# PROVIDED INFORMATION:

———

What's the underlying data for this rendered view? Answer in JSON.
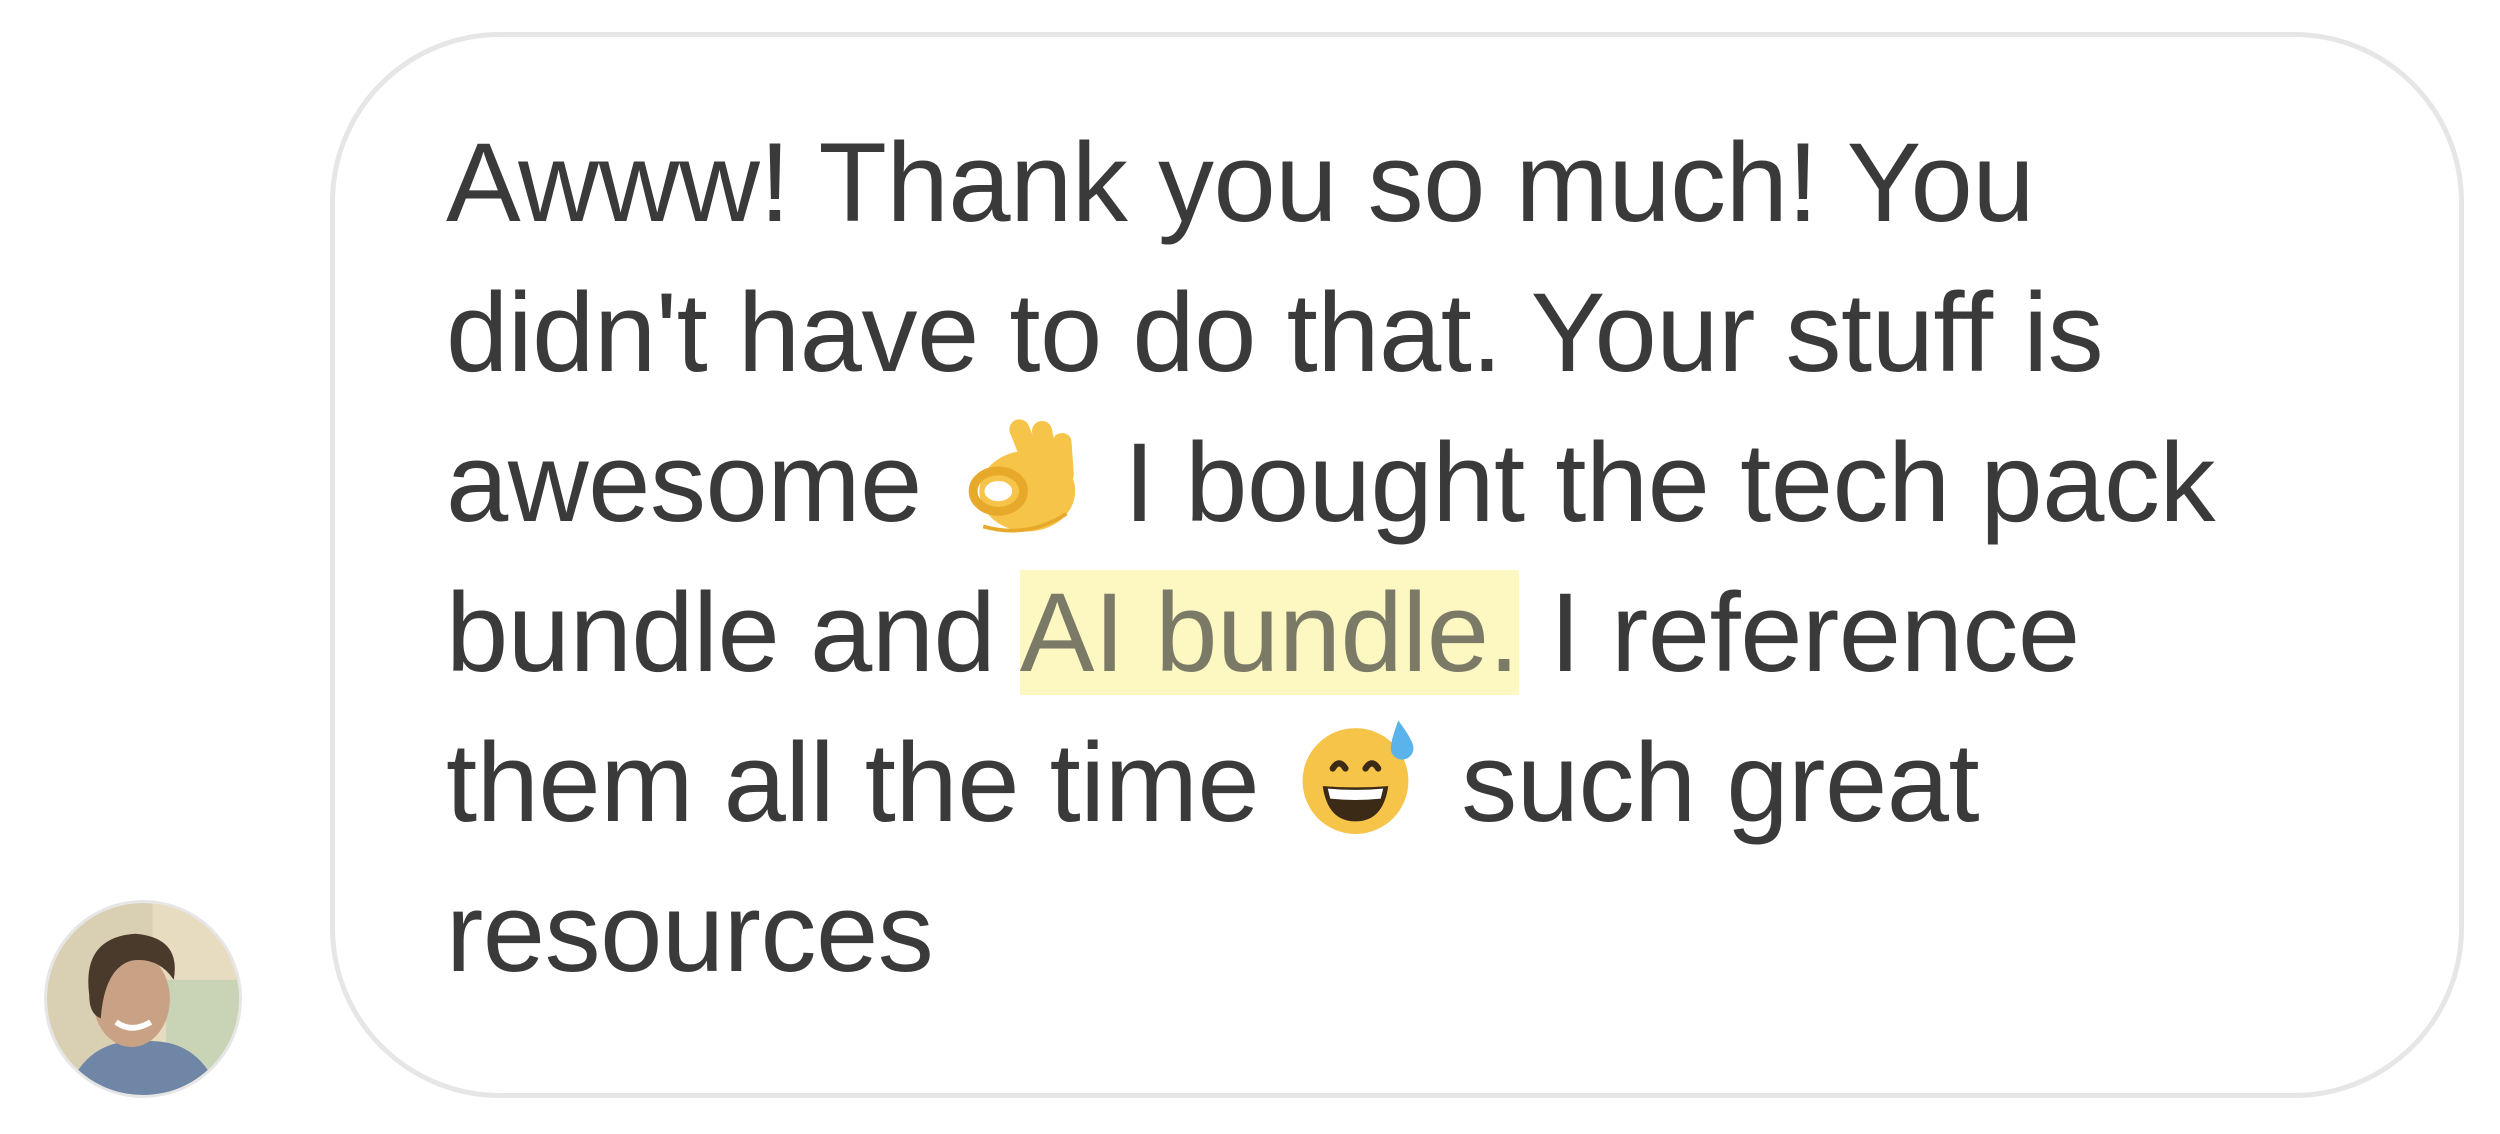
{
  "message": {
    "line1": "Awww! Thank you so much! You",
    "line2": "didn't have to do that. Your stuff is",
    "line3_a": "awesome",
    "line3_emoji": "ok-hand-icon",
    "line3_b": "I bought the tech pack",
    "line4_a": "bundle and ",
    "line4_highlight": "AI bundle.",
    "line4_b": " I reference",
    "line5_a": "them all the time",
    "line5_emoji": "grinning-sweat-icon",
    "line5_b": "such great",
    "line6": "resources"
  },
  "colors": {
    "text": "#3a3a3a",
    "highlight": "#fdf7c2",
    "bubble_border": "#e6e6e6"
  }
}
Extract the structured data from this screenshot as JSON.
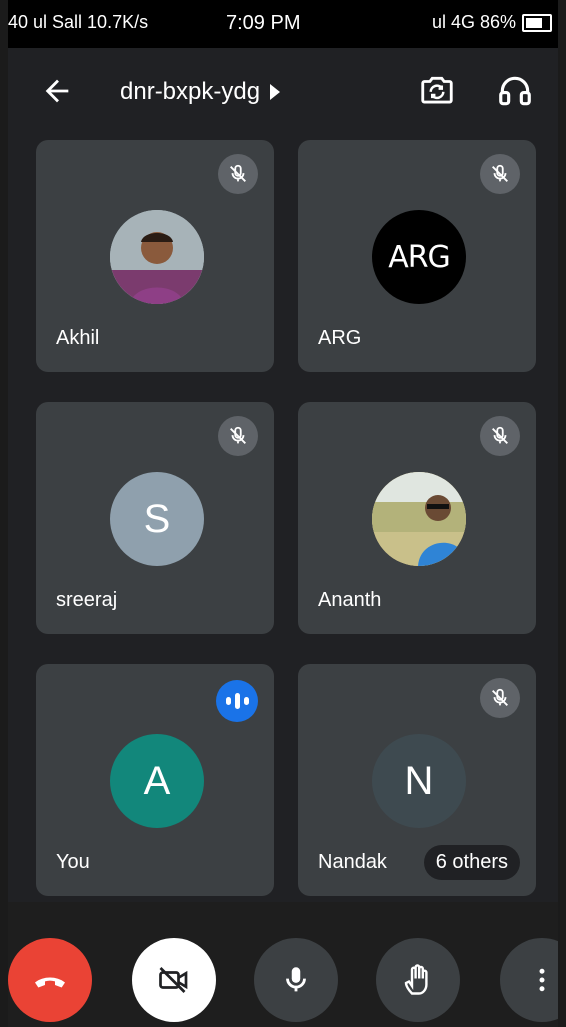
{
  "status_bar": {
    "left_text": "40 ul  Sall 10.7K/s",
    "time": "7:09 PM",
    "right_text": "ul 4G 86%"
  },
  "app_bar": {
    "meeting_code": "dnr-bxpk-ydg",
    "back_icon": "arrow-left-icon",
    "switch_camera_icon": "camera-switch-icon",
    "audio_icon": "headphones-icon"
  },
  "participants": [
    {
      "name": "Akhil",
      "avatar_type": "photo",
      "muted": true
    },
    {
      "name": "ARG",
      "avatar_type": "logo",
      "avatar_text": "ARG",
      "muted": true
    },
    {
      "name": "sreeraj",
      "avatar_type": "initial",
      "initial": "S",
      "avatar_color": "#8fa0ad",
      "muted": true
    },
    {
      "name": "Ananth",
      "avatar_type": "photo",
      "muted": true
    },
    {
      "name": "You",
      "avatar_type": "initial",
      "initial": "A",
      "avatar_color": "#12877b",
      "speaking": true
    },
    {
      "name": "Nandak",
      "avatar_type": "initial",
      "initial": "N",
      "avatar_color": "#3e4a50",
      "muted": true,
      "others_label": "6 others"
    }
  ],
  "controls": {
    "end_call_icon": "phone-hangup-icon",
    "camera_icon": "camera-off-icon",
    "mic_icon": "microphone-icon",
    "hand_icon": "raise-hand-icon",
    "more_icon": "more-vert-icon",
    "colors": {
      "end_call": "#ea4335",
      "camera": "#ffffff",
      "dark": "#3c4043",
      "speaking": "#1a73e8"
    }
  }
}
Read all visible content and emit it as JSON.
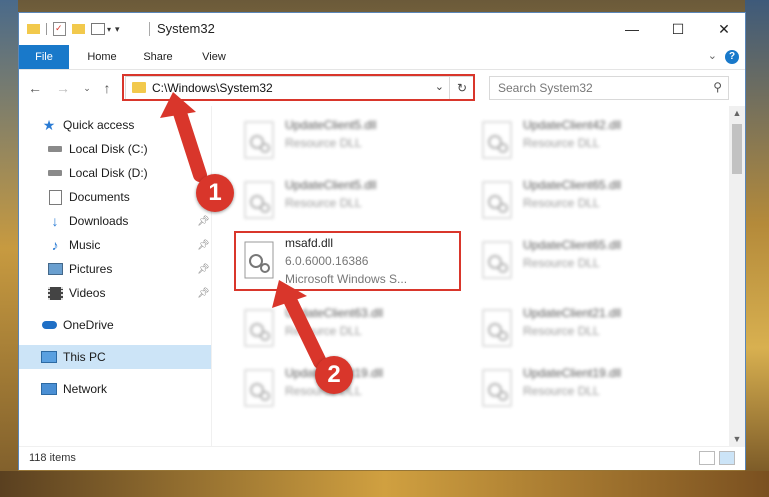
{
  "window": {
    "title": "System32",
    "controls": {
      "minimize": "—",
      "maximize": "☐",
      "close": "✕"
    }
  },
  "ribbon": {
    "tabs": [
      {
        "label": "File",
        "active": true
      },
      {
        "label": "Home"
      },
      {
        "label": "Share"
      },
      {
        "label": "View"
      }
    ],
    "help_label": "?"
  },
  "address_bar": {
    "path": "C:\\Windows\\System32"
  },
  "search": {
    "placeholder": "Search System32"
  },
  "sidebar": {
    "items": [
      {
        "label": "Quick access",
        "icon": "star-icon",
        "pinned": false
      },
      {
        "label": "Local Disk (C:)",
        "icon": "drive-icon",
        "pinned": false
      },
      {
        "label": "Local Disk (D:)",
        "icon": "drive-icon",
        "pinned": false
      },
      {
        "label": "Documents",
        "icon": "documents-icon",
        "pinned": true
      },
      {
        "label": "Downloads",
        "icon": "download-icon",
        "pinned": true
      },
      {
        "label": "Music",
        "icon": "music-icon",
        "pinned": true
      },
      {
        "label": "Pictures",
        "icon": "pictures-icon",
        "pinned": true
      },
      {
        "label": "Videos",
        "icon": "videos-icon",
        "pinned": true
      },
      {
        "label": "OneDrive",
        "icon": "cloud-icon",
        "pinned": false
      },
      {
        "label": "This PC",
        "icon": "pc-icon",
        "pinned": false,
        "selected": true
      },
      {
        "label": "Network",
        "icon": "network-icon",
        "pinned": false
      }
    ]
  },
  "files": [
    {
      "name": "UpdateClient5.dll",
      "type": "Resource DLL",
      "blurred": true
    },
    {
      "name": "UpdateClient42.dll",
      "type": "Resource DLL",
      "blurred": true
    },
    {
      "name": "UpdateClient5.dll",
      "type": "Resource DLL",
      "blurred": true
    },
    {
      "name": "UpdateClient65.dll",
      "type": "Resource DLL",
      "blurred": true
    },
    {
      "name": "msafd.dll",
      "version": "6.0.6000.16386",
      "description": "Microsoft Windows S...",
      "blurred": false
    },
    {
      "name": "UpdateClient65.dll",
      "type": "Resource DLL",
      "blurred": true
    },
    {
      "name": "UpdateClient63.dll",
      "type": "Resource DLL",
      "blurred": true
    },
    {
      "name": "UpdateClient21.dll",
      "type": "Resource DLL",
      "blurred": true
    },
    {
      "name": "UpdateClient19.dll",
      "type": "Resource DLL",
      "blurred": true
    },
    {
      "name": "UpdateClient19.dll",
      "type": "Resource DLL",
      "blurred": true
    }
  ],
  "status": {
    "item_count": "118 items"
  },
  "annotations": {
    "badge_1": "1",
    "badge_2": "2",
    "highlight_color": "#d9362b"
  }
}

———

# DIRECTION:
Quote the data exactly, leaving every image out of the copy.

# REPLY:
What's the underlying data for this rendered view? Answer in JSON.
{
  "message": {
    "line1": "Awww! Thank you so much! You",
    "line2": "didn't have to do that. Your stuff is",
    "line3_a": "awesome",
    "line3_emoji": "ok-hand-icon",
    "line3_b": "I bought the tech pack",
    "line4_a": "bundle and ",
    "line4_highlight": "AI bundle.",
    "line4_b": " I reference",
    "line5_a": "them all the time",
    "line5_emoji": "grinning-sweat-icon",
    "line5_b": "such great",
    "line6": "resources"
  },
  "colors": {
    "text": "#3a3a3a",
    "highlight": "#fdf7c2",
    "bubble_border": "#e6e6e6"
  }
}
Extract the structured data from this screenshot as JSON.
{
  "status_bar": {
    "left_text": "40 ul  Sall 10.7K/s",
    "time": "7:09 PM",
    "right_text": "ul 4G 86%"
  },
  "app_bar": {
    "meeting_code": "dnr-bxpk-ydg",
    "back_icon": "arrow-left-icon",
    "switch_camera_icon": "camera-switch-icon",
    "audio_icon": "headphones-icon"
  },
  "participants": [
    {
      "name": "Akhil",
      "avatar_type": "photo",
      "muted": true
    },
    {
      "name": "ARG",
      "avatar_type": "logo",
      "avatar_text": "ARG",
      "muted": true
    },
    {
      "name": "sreeraj",
      "avatar_type": "initial",
      "initial": "S",
      "avatar_color": "#8fa0ad",
      "muted": true
    },
    {
      "name": "Ananth",
      "avatar_type": "photo",
      "muted": true
    },
    {
      "name": "You",
      "avatar_type": "initial",
      "initial": "A",
      "avatar_color": "#12877b",
      "speaking": true
    },
    {
      "name": "Nandak",
      "avatar_type": "initial",
      "initial": "N",
      "avatar_color": "#3e4a50",
      "muted": true,
      "others_label": "6 others"
    }
  ],
  "controls": {
    "end_call_icon": "phone-hangup-icon",
    "camera_icon": "camera-off-icon",
    "mic_icon": "microphone-icon",
    "hand_icon": "raise-hand-icon",
    "more_icon": "more-vert-icon",
    "colors": {
      "end_call": "#ea4335",
      "camera": "#ffffff",
      "dark": "#3c4043",
      "speaking": "#1a73e8"
    }
  }
}
Read all visible content and emit it as JSON.
{
  "window": {
    "title": "System32",
    "controls": {
      "minimize": "—",
      "maximize": "☐",
      "close": "✕"
    }
  },
  "ribbon": {
    "tabs": [
      {
        "label": "File",
        "active": true
      },
      {
        "label": "Home"
      },
      {
        "label": "Share"
      },
      {
        "label": "View"
      }
    ],
    "help_label": "?"
  },
  "address_bar": {
    "path": "C:\\Windows\\System32"
  },
  "search": {
    "placeholder": "Search System32"
  },
  "sidebar": {
    "items": [
      {
        "label": "Quick access",
        "icon": "star-icon",
        "pinned": false
      },
      {
        "label": "Local Disk (C:)",
        "icon": "drive-icon",
        "pinned": false
      },
      {
        "label": "Local Disk (D:)",
        "icon": "drive-icon",
        "pinned": false
      },
      {
        "label": "Documents",
        "icon": "documents-icon",
        "pinned": true
      },
      {
        "label": "Downloads",
        "icon": "download-icon",
        "pinned": true
      },
      {
        "label": "Music",
        "icon": "music-icon",
        "pinned": true
      },
      {
        "label": "Pictures",
        "icon": "pictures-icon",
        "pinned": true
      },
      {
        "label": "Videos",
        "icon": "videos-icon",
        "pinned": true
      },
      {
        "label": "OneDrive",
        "icon": "cloud-icon",
        "pinned": false
      },
      {
        "label": "This PC",
        "icon": "pc-icon",
        "pinned": false,
        "selected": true
      },
      {
        "label": "Network",
        "icon": "network-icon",
        "pinned": false
      }
    ]
  },
  "files": [
    {
      "name": "UpdateClient5.dll",
      "type": "Resource DLL",
      "blurred": true
    },
    {
      "name": "UpdateClient42.dll",
      "type": "Resource DLL",
      "blurred": true
    },
    {
      "name": "UpdateClient5.dll",
      "type": "Resource DLL",
      "blurred": true
    },
    {
      "name": "UpdateClient65.dll",
      "type": "Resource DLL",
      "blurred": true
    },
    {
      "name": "msafd.dll",
      "version": "6.0.6000.16386",
      "description": "Microsoft Windows S...",
      "blurred": false
    },
    {
      "name": "UpdateClient65.dll",
      "type": "Resource DLL",
      "blurred": true
    },
    {
      "name": "UpdateClient63.dll",
      "type": "Resource DLL",
      "blurred": true
    },
    {
      "name": "UpdateClient21.dll",
      "type": "Resource DLL",
      "blurred": true
    },
    {
      "name": "UpdateClient19.dll",
      "type": "Resource DLL",
      "blurred": true
    },
    {
      "name": "UpdateClient19.dll",
      "type": "Resource DLL",
      "blurred": true
    }
  ],
  "status": {
    "item_count": "118 items"
  },
  "annotations": {
    "badge_1": "1",
    "badge_2": "2",
    "highlight_color": "#d9362b"
  }
}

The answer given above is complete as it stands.